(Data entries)
════════════════════

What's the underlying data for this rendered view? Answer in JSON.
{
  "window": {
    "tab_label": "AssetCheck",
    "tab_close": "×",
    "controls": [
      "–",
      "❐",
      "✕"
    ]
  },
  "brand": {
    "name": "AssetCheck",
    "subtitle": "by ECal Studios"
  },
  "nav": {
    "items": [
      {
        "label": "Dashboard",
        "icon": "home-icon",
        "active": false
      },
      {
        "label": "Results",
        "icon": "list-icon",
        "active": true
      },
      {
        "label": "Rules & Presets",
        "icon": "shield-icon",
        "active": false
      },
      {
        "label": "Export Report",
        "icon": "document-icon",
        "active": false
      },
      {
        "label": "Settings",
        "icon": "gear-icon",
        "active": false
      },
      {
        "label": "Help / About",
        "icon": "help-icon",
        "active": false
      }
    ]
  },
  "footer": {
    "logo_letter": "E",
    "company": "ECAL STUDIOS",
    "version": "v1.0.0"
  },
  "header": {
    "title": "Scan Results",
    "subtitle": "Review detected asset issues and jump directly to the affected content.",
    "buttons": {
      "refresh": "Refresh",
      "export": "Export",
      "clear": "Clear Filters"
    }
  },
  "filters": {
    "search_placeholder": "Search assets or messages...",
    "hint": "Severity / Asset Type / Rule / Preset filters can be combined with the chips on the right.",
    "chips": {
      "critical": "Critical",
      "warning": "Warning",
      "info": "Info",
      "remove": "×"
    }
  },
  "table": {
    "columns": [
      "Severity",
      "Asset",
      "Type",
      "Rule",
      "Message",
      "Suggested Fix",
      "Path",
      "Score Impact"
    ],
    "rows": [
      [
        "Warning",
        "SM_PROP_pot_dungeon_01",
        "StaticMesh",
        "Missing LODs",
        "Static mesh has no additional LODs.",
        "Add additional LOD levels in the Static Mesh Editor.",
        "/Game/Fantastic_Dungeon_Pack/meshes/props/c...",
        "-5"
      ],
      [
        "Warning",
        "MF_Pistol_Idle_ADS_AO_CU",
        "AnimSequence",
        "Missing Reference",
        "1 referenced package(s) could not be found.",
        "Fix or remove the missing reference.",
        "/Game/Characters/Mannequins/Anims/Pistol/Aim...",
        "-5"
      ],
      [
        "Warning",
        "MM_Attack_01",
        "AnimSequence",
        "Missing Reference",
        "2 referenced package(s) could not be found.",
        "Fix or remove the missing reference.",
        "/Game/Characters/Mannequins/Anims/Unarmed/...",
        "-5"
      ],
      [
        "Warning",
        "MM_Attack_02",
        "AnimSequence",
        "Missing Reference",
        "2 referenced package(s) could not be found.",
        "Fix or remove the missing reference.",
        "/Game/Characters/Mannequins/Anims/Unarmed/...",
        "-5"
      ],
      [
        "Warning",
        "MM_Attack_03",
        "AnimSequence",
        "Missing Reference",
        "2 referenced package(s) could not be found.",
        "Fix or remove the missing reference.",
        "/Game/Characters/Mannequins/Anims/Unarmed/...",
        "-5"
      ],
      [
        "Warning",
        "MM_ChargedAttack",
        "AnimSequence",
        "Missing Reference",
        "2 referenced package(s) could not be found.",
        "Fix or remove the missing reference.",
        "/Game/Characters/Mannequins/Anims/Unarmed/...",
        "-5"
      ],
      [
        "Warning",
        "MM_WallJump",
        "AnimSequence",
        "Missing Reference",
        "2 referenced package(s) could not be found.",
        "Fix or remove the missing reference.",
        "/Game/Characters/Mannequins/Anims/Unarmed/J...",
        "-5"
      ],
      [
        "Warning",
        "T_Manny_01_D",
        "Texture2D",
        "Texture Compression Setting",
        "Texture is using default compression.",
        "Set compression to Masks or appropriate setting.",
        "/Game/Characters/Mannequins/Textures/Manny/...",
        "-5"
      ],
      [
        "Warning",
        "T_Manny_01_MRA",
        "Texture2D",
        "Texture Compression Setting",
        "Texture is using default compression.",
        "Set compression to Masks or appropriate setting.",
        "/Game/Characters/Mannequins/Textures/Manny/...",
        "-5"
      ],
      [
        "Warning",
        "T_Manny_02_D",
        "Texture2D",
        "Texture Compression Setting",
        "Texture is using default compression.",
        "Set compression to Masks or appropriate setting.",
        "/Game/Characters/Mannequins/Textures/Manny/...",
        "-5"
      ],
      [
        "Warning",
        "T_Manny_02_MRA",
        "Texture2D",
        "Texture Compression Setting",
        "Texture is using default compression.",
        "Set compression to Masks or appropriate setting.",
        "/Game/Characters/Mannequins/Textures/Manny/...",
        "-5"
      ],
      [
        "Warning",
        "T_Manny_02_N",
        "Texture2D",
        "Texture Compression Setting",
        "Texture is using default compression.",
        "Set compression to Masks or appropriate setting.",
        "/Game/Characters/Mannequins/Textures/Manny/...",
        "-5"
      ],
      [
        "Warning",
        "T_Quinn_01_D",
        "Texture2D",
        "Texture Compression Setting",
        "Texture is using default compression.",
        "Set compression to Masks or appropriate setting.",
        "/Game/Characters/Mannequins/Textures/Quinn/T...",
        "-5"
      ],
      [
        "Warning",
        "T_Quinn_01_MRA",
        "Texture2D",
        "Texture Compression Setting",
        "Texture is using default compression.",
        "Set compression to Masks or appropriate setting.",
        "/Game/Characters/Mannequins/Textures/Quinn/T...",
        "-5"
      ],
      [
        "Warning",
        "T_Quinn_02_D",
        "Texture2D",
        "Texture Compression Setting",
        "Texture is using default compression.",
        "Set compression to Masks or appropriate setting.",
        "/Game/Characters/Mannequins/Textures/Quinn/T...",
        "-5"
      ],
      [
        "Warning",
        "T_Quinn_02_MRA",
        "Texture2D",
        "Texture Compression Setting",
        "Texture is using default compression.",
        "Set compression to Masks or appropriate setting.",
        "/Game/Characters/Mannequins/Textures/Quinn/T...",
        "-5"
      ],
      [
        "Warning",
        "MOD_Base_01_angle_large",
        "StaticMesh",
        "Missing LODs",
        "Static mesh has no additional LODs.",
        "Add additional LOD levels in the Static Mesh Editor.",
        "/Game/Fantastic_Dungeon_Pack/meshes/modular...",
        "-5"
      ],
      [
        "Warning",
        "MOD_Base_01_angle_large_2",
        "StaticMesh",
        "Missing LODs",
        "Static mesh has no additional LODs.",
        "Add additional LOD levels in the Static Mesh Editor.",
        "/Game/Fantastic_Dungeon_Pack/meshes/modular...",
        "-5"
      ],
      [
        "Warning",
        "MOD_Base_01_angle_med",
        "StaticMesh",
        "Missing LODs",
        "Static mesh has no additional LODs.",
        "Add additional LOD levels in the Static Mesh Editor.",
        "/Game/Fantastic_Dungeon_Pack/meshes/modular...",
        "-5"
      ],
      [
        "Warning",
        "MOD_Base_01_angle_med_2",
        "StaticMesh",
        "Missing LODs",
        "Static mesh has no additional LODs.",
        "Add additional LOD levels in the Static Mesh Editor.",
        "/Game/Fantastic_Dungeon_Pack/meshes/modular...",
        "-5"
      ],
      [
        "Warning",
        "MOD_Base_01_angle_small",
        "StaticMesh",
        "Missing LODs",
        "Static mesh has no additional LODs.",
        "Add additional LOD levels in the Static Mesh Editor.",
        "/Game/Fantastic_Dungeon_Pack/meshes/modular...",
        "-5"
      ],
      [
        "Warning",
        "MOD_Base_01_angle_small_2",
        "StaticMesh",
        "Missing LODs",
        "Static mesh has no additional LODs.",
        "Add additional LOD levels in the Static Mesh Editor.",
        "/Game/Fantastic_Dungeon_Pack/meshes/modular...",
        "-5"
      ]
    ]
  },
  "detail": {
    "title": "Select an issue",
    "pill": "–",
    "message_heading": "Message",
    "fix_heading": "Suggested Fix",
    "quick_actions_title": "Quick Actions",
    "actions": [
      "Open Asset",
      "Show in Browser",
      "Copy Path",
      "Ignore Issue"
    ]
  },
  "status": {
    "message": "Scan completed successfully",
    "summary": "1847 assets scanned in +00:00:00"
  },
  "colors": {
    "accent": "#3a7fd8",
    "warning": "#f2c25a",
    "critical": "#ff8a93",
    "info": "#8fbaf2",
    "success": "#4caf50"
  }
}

════════════════════

PROBLEM DESCRIPTION:
Identify all lines in the records above with the word "chips".

SOLUTION TO THE EXERCISE:
    "hint": "Severity / Asset Type / Rule / Preset filters can be combined with the chips on the right.",
    "chips": {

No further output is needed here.